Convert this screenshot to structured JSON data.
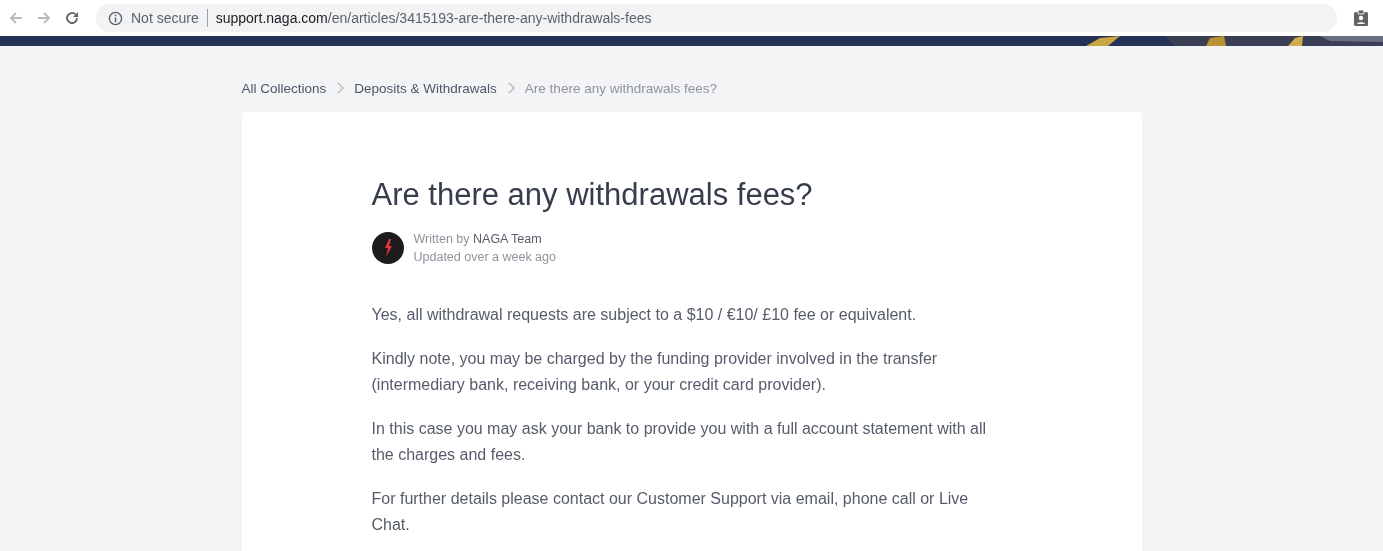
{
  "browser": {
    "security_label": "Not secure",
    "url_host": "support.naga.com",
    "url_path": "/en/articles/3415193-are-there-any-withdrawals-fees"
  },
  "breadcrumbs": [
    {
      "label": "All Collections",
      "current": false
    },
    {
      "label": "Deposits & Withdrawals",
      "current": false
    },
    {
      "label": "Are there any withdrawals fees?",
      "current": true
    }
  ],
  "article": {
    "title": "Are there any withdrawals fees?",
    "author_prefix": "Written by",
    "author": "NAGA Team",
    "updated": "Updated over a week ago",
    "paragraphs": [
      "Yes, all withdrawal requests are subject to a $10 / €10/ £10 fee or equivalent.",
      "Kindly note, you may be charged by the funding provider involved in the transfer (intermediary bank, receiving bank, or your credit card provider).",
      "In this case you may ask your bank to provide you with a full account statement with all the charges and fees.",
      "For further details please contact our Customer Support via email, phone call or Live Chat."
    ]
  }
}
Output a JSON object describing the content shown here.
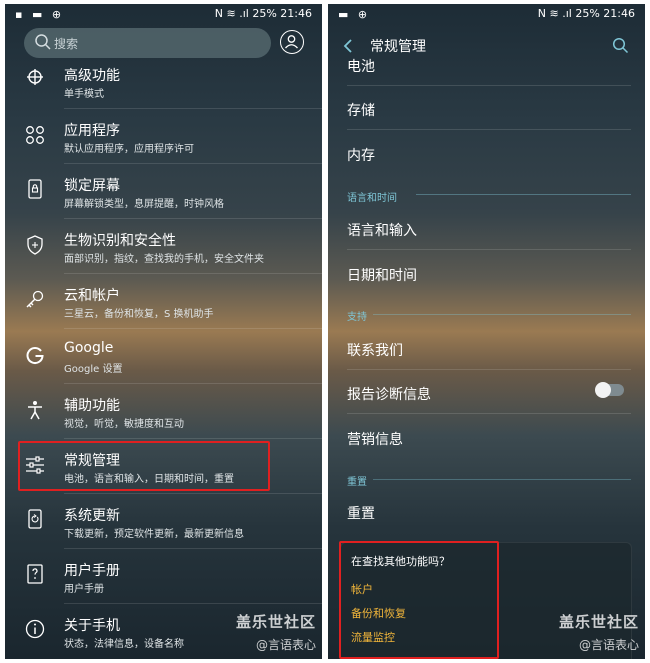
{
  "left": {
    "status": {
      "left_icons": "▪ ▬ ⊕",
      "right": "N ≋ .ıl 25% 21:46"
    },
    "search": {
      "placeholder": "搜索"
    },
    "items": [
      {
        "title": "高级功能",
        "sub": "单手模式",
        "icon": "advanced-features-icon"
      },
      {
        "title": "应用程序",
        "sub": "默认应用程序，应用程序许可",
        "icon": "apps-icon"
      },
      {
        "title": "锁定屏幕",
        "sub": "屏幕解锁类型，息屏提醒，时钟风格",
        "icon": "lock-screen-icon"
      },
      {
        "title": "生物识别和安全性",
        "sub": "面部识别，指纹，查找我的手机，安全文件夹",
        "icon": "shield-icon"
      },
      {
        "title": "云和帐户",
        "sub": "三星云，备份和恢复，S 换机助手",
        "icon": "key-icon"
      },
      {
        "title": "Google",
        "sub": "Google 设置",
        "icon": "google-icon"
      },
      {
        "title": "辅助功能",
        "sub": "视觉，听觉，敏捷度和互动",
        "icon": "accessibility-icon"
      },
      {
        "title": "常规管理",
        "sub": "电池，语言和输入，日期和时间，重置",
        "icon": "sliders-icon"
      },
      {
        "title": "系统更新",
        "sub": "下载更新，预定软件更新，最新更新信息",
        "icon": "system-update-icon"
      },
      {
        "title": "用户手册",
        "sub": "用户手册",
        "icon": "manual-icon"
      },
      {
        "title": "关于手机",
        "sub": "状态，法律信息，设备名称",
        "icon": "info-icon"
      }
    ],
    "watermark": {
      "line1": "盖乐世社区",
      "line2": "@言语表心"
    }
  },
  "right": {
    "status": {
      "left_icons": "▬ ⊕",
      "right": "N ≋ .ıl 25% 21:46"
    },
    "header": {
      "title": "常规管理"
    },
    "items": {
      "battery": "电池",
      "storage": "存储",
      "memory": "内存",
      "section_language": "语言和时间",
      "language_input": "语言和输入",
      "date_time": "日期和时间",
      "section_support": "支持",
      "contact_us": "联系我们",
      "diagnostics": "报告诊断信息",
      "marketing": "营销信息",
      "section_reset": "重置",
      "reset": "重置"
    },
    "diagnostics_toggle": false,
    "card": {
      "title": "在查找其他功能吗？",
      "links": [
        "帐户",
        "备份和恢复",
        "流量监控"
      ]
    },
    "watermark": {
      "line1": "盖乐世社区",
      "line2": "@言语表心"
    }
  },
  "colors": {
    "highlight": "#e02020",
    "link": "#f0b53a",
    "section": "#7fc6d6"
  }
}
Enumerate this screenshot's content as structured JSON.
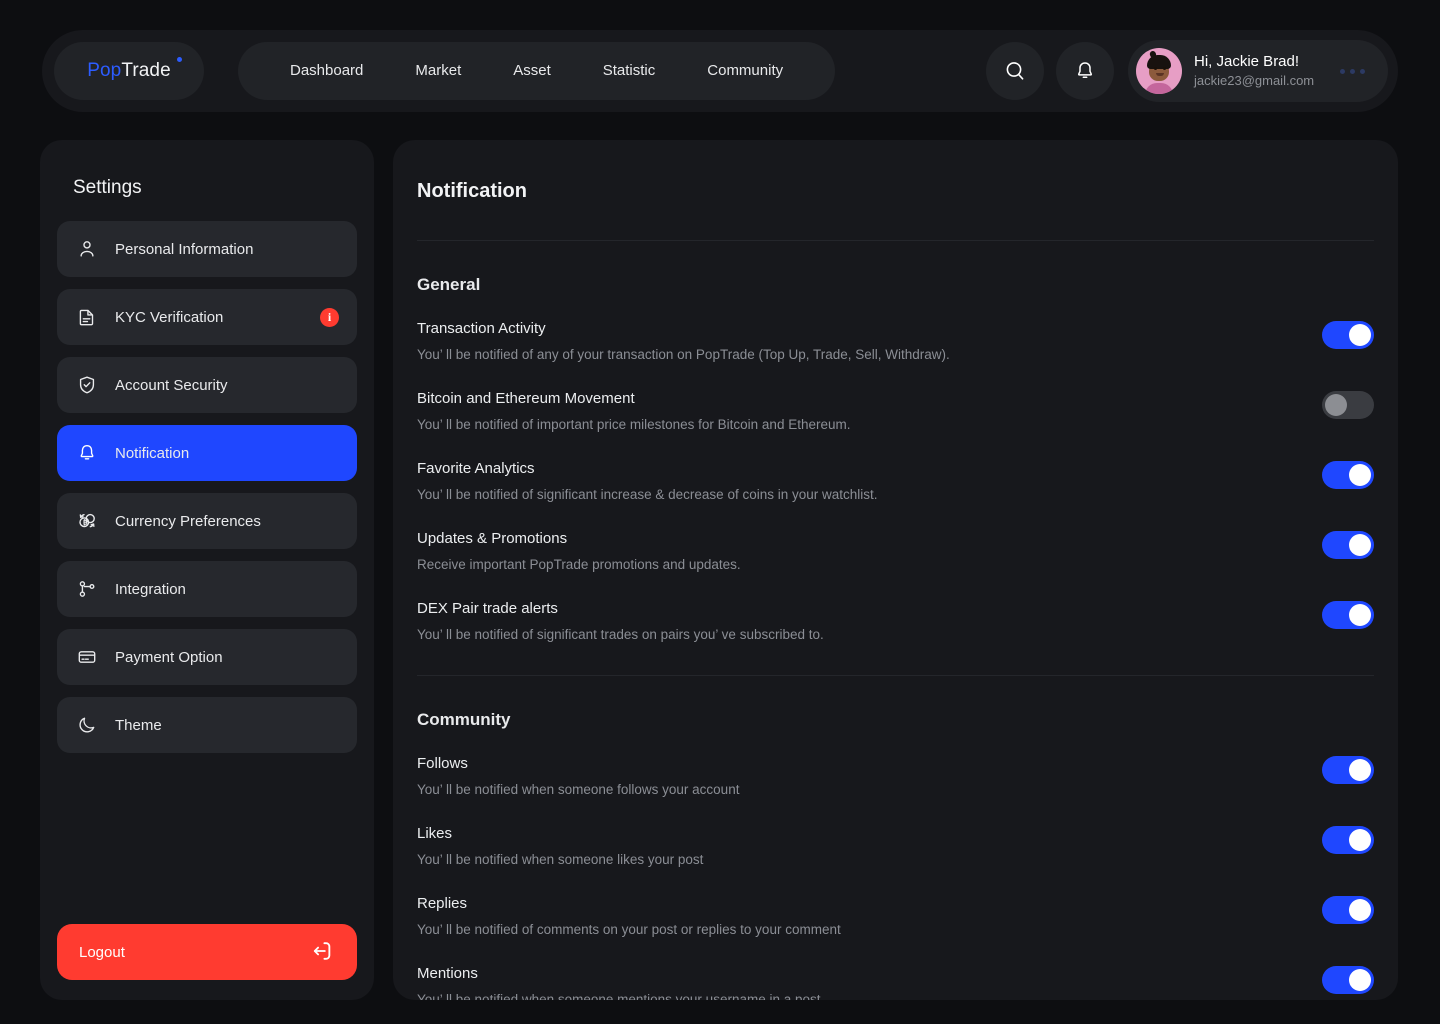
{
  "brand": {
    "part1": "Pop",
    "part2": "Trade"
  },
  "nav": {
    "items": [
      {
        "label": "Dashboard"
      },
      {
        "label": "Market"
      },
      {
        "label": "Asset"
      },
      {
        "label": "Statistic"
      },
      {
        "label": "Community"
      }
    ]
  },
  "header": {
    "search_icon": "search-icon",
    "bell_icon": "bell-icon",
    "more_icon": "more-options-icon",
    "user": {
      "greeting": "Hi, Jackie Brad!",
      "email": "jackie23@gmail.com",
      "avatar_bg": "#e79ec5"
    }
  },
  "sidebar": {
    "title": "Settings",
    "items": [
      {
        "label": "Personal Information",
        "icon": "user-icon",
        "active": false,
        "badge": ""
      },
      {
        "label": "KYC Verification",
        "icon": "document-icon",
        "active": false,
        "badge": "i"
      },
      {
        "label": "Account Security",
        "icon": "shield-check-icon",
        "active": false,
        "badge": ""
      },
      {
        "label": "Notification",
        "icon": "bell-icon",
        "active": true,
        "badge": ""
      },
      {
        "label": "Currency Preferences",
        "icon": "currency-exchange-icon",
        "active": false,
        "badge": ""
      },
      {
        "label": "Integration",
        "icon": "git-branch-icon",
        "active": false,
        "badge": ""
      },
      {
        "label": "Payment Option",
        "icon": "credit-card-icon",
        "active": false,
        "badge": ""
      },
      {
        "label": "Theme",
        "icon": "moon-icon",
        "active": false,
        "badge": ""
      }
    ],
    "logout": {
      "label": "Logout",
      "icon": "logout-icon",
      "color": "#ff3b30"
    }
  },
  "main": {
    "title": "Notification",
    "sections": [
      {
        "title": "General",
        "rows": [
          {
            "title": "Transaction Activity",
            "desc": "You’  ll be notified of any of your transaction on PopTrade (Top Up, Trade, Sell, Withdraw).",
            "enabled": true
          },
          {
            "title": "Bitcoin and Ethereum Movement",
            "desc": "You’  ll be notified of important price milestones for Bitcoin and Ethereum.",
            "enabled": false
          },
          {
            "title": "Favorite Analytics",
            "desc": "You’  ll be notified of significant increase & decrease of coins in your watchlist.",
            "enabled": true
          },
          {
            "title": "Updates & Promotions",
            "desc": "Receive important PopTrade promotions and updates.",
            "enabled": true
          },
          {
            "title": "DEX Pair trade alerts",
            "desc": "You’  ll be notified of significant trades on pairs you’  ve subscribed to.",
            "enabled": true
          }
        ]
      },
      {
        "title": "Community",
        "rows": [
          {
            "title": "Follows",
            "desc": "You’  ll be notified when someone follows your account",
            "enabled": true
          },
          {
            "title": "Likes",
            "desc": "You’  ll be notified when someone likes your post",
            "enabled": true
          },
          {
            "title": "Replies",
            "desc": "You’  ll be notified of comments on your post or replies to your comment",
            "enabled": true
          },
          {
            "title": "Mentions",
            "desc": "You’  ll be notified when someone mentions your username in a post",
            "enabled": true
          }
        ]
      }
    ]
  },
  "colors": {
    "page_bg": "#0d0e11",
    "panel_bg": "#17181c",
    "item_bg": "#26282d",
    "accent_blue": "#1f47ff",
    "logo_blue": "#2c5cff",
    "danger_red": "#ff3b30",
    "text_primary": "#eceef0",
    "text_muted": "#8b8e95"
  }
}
##########
Your copy should repeat each entry above exactly but contain no pictures.

Convert this screenshot to structured JSON data.
{
  "browser": {
    "security_label": "Not secure",
    "url_host": "support.naga.com",
    "url_path": "/en/articles/3415193-are-there-any-withdrawals-fees"
  },
  "breadcrumbs": [
    {
      "label": "All Collections",
      "current": false
    },
    {
      "label": "Deposits & Withdrawals",
      "current": false
    },
    {
      "label": "Are there any withdrawals fees?",
      "current": true
    }
  ],
  "article": {
    "title": "Are there any withdrawals fees?",
    "author_prefix": "Written by",
    "author": "NAGA Team",
    "updated": "Updated over a week ago",
    "paragraphs": [
      "Yes, all withdrawal requests are subject to a $10 / €10/ £10 fee or equivalent.",
      "Kindly note, you may be charged by the funding provider involved in the transfer (intermediary bank, receiving bank, or your credit card provider).",
      "In this case you may ask your bank to provide you with a full account statement with all the charges and fees.",
      "For further details please contact our Customer Support via email, phone call or Live Chat."
    ]
  }
}
Output a JSON object describing the content shown here.
{
  "left": {
    "status": {
      "left_icons": "▪ ▬ ⊕",
      "right": "N ≋ .ıl 25% 21:46"
    },
    "search": {
      "placeholder": "搜索"
    },
    "items": [
      {
        "title": "高级功能",
        "sub": "单手模式",
        "icon": "advanced-features-icon"
      },
      {
        "title": "应用程序",
        "sub": "默认应用程序，应用程序许可",
        "icon": "apps-icon"
      },
      {
        "title": "锁定屏幕",
        "sub": "屏幕解锁类型，息屏提醒，时钟风格",
        "icon": "lock-screen-icon"
      },
      {
        "title": "生物识别和安全性",
        "sub": "面部识别，指纹，查找我的手机，安全文件夹",
        "icon": "shield-icon"
      },
      {
        "title": "云和帐户",
        "sub": "三星云，备份和恢复，S 换机助手",
        "icon": "key-icon"
      },
      {
        "title": "Google",
        "sub": "Google 设置",
        "icon": "google-icon"
      },
      {
        "title": "辅助功能",
        "sub": "视觉，听觉，敏捷度和互动",
        "icon": "accessibility-icon"
      },
      {
        "title": "常规管理",
        "sub": "电池，语言和输入，日期和时间，重置",
        "icon": "sliders-icon"
      },
      {
        "title": "系统更新",
        "sub": "下载更新，预定软件更新，最新更新信息",
        "icon": "system-update-icon"
      },
      {
        "title": "用户手册",
        "sub": "用户手册",
        "icon": "manual-icon"
      },
      {
        "title": "关于手机",
        "sub": "状态，法律信息，设备名称",
        "icon": "info-icon"
      }
    ],
    "watermark": {
      "line1": "盖乐世社区",
      "line2": "@言语表心"
    }
  },
  "right": {
    "status": {
      "left_icons": "▬ ⊕",
      "right": "N ≋ .ıl 25% 21:46"
    },
    "header": {
      "title": "常规管理"
    },
    "items": {
      "battery": "电池",
      "storage": "存储",
      "memory": "内存",
      "section_language": "语言和时间",
      "language_input": "语言和输入",
      "date_time": "日期和时间",
      "section_support": "支持",
      "contact_us": "联系我们",
      "diagnostics": "报告诊断信息",
      "marketing": "营销信息",
      "section_reset": "重置",
      "reset": "重置"
    },
    "diagnostics_toggle": false,
    "card": {
      "title": "在查找其他功能吗？",
      "links": [
        "帐户",
        "备份和恢复",
        "流量监控"
      ]
    },
    "watermark": {
      "line1": "盖乐世社区",
      "line2": "@言语表心"
    }
  },
  "colors": {
    "highlight": "#e02020",
    "link": "#f0b53a",
    "section": "#7fc6d6"
  }
}
Enumerate this screenshot's content as structured JSON.
{
  "brand": {
    "part1": "Pop",
    "part2": "Trade"
  },
  "nav": {
    "items": [
      {
        "label": "Dashboard"
      },
      {
        "label": "Market"
      },
      {
        "label": "Asset"
      },
      {
        "label": "Statistic"
      },
      {
        "label": "Community"
      }
    ]
  },
  "header": {
    "search_icon": "search-icon",
    "bell_icon": "bell-icon",
    "more_icon": "more-options-icon",
    "user": {
      "greeting": "Hi, Jackie Brad!",
      "email": "jackie23@gmail.com",
      "avatar_bg": "#e79ec5"
    }
  },
  "sidebar": {
    "title": "Settings",
    "items": [
      {
        "label": "Personal Information",
        "icon": "user-icon",
        "active": false,
        "badge": ""
      },
      {
        "label": "KYC Verification",
        "icon": "document-icon",
        "active": false,
        "badge": "i"
      },
      {
        "label": "Account Security",
        "icon": "shield-check-icon",
        "active": false,
        "badge": ""
      },
      {
        "label": "Notification",
        "icon": "bell-icon",
        "active": true,
        "badge": ""
      },
      {
        "label": "Currency Preferences",
        "icon": "currency-exchange-icon",
        "active": false,
        "badge": ""
      },
      {
        "label": "Integration",
        "icon": "git-branch-icon",
        "active": false,
        "badge": ""
      },
      {
        "label": "Payment Option",
        "icon": "credit-card-icon",
        "active": false,
        "badge": ""
      },
      {
        "label": "Theme",
        "icon": "moon-icon",
        "active": false,
        "badge": ""
      }
    ],
    "logout": {
      "label": "Logout",
      "icon": "logout-icon",
      "color": "#ff3b30"
    }
  },
  "main": {
    "title": "Notification",
    "sections": [
      {
        "title": "General",
        "rows": [
          {
            "title": "Transaction Activity",
            "desc": "You’  ll be notified of any of your transaction on PopTrade (Top Up, Trade, Sell, Withdraw).",
            "enabled": true
          },
          {
            "title": "Bitcoin and Ethereum Movement",
            "desc": "You’  ll be notified of important price milestones for Bitcoin and Ethereum.",
            "enabled": false
          },
          {
            "title": "Favorite Analytics",
            "desc": "You’  ll be notified of significant increase & decrease of coins in your watchlist.",
            "enabled": true
          },
          {
            "title": "Updates & Promotions",
            "desc": "Receive important PopTrade promotions and updates.",
            "enabled": true
          },
          {
            "title": "DEX Pair trade alerts",
            "desc": "You’  ll be notified of significant trades on pairs you’  ve subscribed to.",
            "enabled": true
          }
        ]
      },
      {
        "title": "Community",
        "rows": [
          {
            "title": "Follows",
            "desc": "You’  ll be notified when someone follows your account",
            "enabled": true
          },
          {
            "title": "Likes",
            "desc": "You’  ll be notified when someone likes your post",
            "enabled": true
          },
          {
            "title": "Replies",
            "desc": "You’  ll be notified of comments on your post or replies to your comment",
            "enabled": true
          },
          {
            "title": "Mentions",
            "desc": "You’  ll be notified when someone mentions your username in a post",
            "enabled": true
          }
        ]
      }
    ]
  },
  "colors": {
    "page_bg": "#0d0e11",
    "panel_bg": "#17181c",
    "item_bg": "#26282d",
    "accent_blue": "#1f47ff",
    "logo_blue": "#2c5cff",
    "danger_red": "#ff3b30",
    "text_primary": "#eceef0",
    "text_muted": "#8b8e95"
  }
}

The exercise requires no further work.